→ REQUIRED TASK: Only a number is wanted: how many lines in the records below contain "time"?

[start]

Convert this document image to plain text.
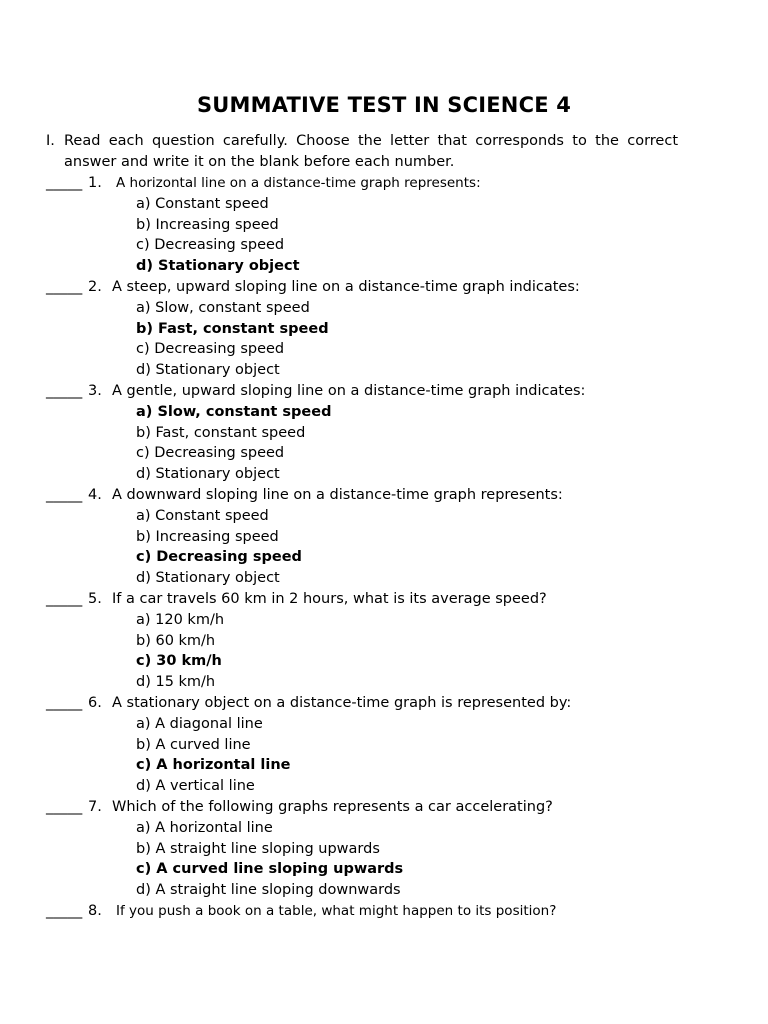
SUMMATIVE TEST IN SCIENCE 4
I. Read each question carefully. Choose the letter that corresponds to the correct answer and write it on the blank before each number.
_____ 1. A horizontal line on a distance-time graph represents:
a) Constant speed
b) Increasing speed
c) Decreasing speed
d) Stationary object
_____ 2. A steep, upward sloping line on a distance-time graph indicates:
a) Slow, constant speed
b) Fast, constant speed
c) Decreasing speed
d) Stationary object
_____ 3. A gentle, upward sloping line on a distance-time graph indicates:
a) Slow, constant speed
b) Fast, constant speed
c) Decreasing speed
d) Stationary object
_____ 4. A downward sloping line on a distance-time graph represents:
a) Constant speed
b) Increasing speed
c) Decreasing speed
d) Stationary object
_____ 5. If a car travels 60 km in 2 hours, what is its average speed?
a) 120 km/h
b) 60 km/h
c) 30 km/h
d) 15 km/h
_____ 6. A stationary object on a distance-time graph is represented by:
a) A diagonal line
b) A curved line
c) A horizontal line
d) A vertical line
_____ 7. Which of the following graphs represents a car accelerating?
a) A horizontal line
b) A straight line sloping upwards
c) A curved line sloping upwards
d) A straight line sloping downwards
_____ 8. If you push a book on a table, what might happen to its position?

[end]

→ CORRECT RESULT: 5